WHAT IS REQUIRED: Find every line below that contains the word "تحريف" and copy it out.

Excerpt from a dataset
** Start **
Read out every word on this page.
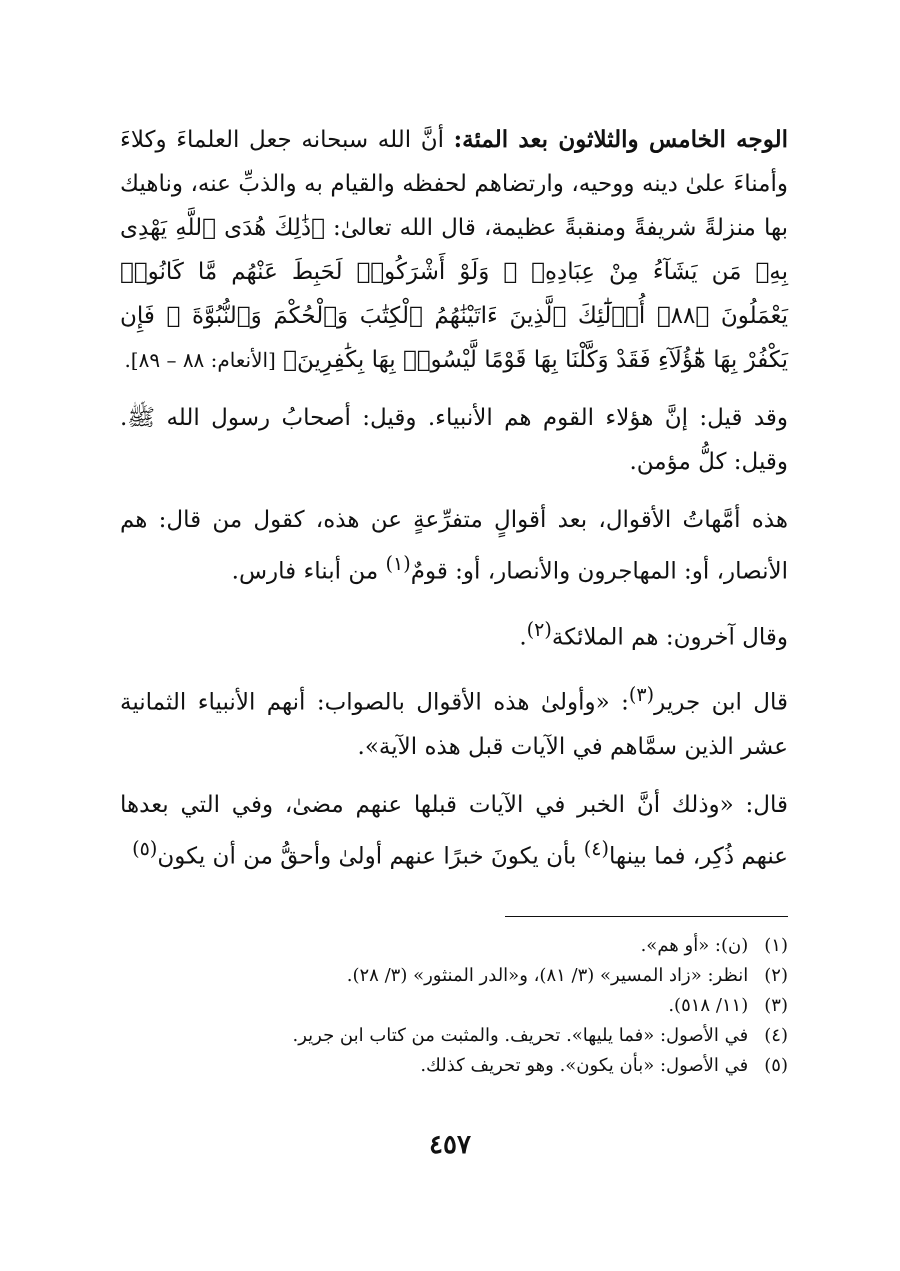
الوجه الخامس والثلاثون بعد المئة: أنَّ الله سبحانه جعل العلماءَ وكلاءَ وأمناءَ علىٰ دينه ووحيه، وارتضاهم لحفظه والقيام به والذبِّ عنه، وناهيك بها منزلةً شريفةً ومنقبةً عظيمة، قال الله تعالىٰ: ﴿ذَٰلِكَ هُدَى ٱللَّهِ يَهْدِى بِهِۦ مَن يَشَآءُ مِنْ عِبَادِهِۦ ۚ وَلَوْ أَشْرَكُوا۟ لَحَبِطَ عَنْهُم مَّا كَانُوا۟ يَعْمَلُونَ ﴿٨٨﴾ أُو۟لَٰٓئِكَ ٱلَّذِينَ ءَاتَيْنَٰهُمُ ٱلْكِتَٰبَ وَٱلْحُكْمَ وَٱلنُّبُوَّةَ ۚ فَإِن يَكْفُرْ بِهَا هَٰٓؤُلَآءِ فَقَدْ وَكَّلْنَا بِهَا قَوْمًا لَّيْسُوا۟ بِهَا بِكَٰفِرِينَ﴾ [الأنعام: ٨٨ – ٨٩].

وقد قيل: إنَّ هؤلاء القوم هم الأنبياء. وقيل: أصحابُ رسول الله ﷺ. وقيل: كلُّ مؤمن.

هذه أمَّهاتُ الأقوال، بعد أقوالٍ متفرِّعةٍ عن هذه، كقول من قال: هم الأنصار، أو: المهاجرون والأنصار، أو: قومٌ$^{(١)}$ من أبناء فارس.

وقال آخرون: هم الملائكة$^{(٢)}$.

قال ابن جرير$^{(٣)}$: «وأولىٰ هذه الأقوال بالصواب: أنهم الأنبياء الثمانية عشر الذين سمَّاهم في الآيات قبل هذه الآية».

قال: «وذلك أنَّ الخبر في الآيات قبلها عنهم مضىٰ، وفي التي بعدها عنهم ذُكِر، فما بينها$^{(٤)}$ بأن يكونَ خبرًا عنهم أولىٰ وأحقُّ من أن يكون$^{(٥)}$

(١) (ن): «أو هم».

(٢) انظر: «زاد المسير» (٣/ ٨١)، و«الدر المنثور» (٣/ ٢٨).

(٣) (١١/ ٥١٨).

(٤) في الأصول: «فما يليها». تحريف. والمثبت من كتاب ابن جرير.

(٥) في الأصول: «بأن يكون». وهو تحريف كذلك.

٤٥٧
** End **
** Start **
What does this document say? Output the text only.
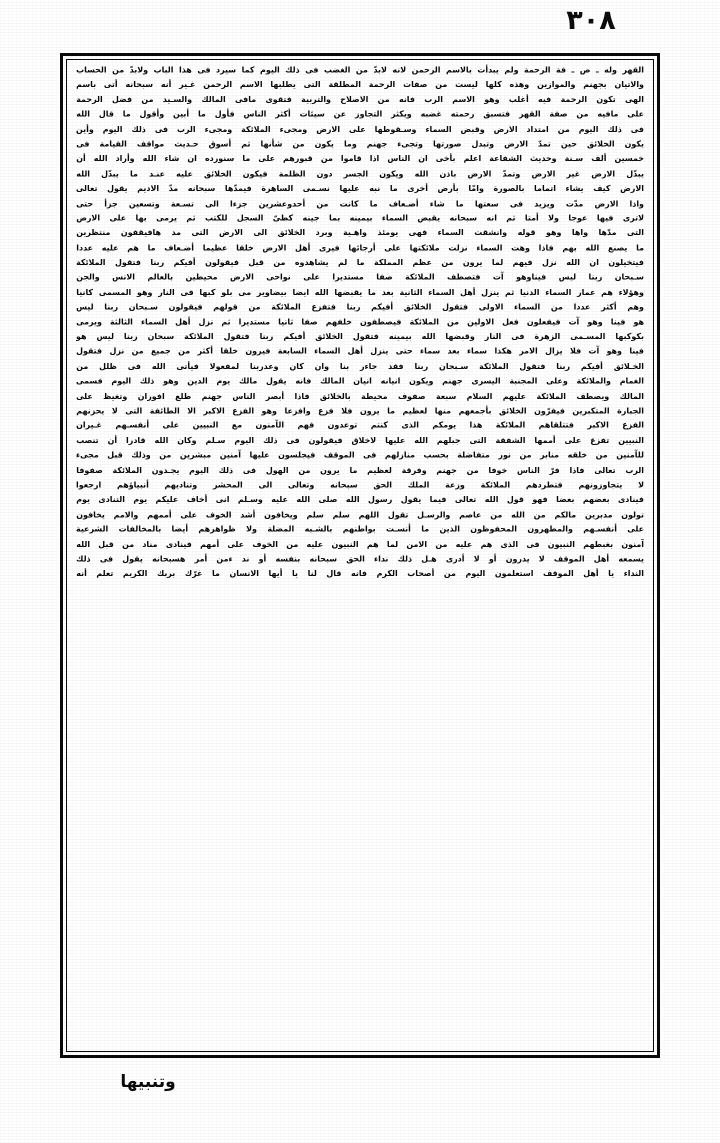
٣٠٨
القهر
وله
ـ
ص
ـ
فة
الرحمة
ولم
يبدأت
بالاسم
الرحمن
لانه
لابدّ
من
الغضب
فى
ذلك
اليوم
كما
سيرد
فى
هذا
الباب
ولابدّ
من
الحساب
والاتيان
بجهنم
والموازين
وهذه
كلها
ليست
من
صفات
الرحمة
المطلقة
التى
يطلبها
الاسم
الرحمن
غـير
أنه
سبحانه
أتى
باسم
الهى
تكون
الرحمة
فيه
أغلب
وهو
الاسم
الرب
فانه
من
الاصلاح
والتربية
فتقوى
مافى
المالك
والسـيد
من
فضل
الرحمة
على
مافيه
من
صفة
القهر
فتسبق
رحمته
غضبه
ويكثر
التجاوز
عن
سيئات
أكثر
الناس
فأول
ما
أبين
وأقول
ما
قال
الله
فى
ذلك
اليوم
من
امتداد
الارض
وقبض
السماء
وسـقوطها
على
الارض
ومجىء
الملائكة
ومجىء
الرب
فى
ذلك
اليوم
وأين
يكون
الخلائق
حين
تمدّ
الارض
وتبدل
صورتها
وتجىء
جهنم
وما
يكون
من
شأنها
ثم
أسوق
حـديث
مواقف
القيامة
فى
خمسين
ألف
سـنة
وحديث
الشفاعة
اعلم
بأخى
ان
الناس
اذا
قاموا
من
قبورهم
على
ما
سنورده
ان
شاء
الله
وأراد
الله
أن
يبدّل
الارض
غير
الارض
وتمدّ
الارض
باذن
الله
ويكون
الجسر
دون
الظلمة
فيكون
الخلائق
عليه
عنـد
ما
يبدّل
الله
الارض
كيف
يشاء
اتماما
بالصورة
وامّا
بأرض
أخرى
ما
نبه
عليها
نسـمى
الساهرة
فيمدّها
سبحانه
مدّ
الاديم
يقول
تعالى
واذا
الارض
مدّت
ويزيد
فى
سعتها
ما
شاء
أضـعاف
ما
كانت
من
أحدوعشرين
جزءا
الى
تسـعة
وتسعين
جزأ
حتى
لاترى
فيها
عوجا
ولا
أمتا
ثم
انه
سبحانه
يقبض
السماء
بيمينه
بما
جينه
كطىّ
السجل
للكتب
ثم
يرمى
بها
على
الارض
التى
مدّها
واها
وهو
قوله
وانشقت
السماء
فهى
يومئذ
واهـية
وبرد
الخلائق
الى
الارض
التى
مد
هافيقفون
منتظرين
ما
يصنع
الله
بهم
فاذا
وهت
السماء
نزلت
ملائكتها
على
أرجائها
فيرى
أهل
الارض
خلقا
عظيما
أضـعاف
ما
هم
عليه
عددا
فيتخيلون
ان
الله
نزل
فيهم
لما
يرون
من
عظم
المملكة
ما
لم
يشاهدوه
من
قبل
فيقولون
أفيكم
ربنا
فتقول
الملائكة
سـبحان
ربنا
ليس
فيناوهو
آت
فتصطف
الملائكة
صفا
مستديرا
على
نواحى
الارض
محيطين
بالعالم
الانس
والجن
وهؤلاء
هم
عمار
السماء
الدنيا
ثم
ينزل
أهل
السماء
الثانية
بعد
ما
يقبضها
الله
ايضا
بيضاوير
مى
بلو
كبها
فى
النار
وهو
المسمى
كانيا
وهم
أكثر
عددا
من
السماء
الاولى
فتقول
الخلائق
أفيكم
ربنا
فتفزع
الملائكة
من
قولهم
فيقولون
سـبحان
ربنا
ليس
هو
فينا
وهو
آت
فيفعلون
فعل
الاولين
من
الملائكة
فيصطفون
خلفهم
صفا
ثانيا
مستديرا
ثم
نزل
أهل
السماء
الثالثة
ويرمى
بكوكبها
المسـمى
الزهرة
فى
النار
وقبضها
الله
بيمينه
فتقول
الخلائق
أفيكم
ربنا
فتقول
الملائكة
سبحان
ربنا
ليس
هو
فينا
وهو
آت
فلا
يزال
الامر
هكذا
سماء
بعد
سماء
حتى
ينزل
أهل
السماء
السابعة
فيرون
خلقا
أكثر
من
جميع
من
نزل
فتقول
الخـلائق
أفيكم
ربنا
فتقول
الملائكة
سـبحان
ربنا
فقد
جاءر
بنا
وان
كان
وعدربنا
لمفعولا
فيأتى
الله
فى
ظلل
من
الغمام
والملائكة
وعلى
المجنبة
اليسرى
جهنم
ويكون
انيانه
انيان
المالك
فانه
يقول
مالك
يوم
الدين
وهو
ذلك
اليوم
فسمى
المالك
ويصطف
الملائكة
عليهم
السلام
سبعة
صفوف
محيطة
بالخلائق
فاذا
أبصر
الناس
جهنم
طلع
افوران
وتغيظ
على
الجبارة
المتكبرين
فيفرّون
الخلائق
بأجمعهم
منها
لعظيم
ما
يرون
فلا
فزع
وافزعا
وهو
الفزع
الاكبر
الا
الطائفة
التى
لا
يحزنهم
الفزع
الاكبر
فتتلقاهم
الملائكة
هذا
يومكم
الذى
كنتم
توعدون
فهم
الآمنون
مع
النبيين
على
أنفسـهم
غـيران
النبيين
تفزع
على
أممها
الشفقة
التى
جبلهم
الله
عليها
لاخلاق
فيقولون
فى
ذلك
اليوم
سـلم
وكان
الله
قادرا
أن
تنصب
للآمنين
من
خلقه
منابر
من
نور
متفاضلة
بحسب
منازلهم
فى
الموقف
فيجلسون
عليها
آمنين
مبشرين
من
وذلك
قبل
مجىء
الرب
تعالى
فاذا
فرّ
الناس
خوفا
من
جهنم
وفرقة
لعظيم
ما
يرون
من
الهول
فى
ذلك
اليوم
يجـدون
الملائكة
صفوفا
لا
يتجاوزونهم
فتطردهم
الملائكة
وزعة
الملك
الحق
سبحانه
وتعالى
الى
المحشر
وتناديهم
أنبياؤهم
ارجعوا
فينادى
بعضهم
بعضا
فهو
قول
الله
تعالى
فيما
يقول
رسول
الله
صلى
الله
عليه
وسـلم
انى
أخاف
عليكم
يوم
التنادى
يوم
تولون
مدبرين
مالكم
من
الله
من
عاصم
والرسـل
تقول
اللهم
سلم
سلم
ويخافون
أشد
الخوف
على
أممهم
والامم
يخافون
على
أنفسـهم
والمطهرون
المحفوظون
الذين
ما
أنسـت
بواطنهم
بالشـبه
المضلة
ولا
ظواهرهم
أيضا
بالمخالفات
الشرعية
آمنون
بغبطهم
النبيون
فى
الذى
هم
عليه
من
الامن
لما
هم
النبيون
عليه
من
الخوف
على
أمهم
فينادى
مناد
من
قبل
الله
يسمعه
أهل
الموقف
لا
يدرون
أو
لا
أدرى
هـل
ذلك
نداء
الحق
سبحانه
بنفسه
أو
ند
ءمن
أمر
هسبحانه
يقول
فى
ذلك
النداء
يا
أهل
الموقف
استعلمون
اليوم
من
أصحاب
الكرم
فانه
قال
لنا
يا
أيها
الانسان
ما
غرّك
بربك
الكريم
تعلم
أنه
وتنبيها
** End **
RESULT OF THE TASK:
(٤) في الأصول: «فما يليها». تحريف. والمثبت من كتاب ابن جرير.
(٥) في الأصول: «بأن يكون». وهو تحريف كذلك.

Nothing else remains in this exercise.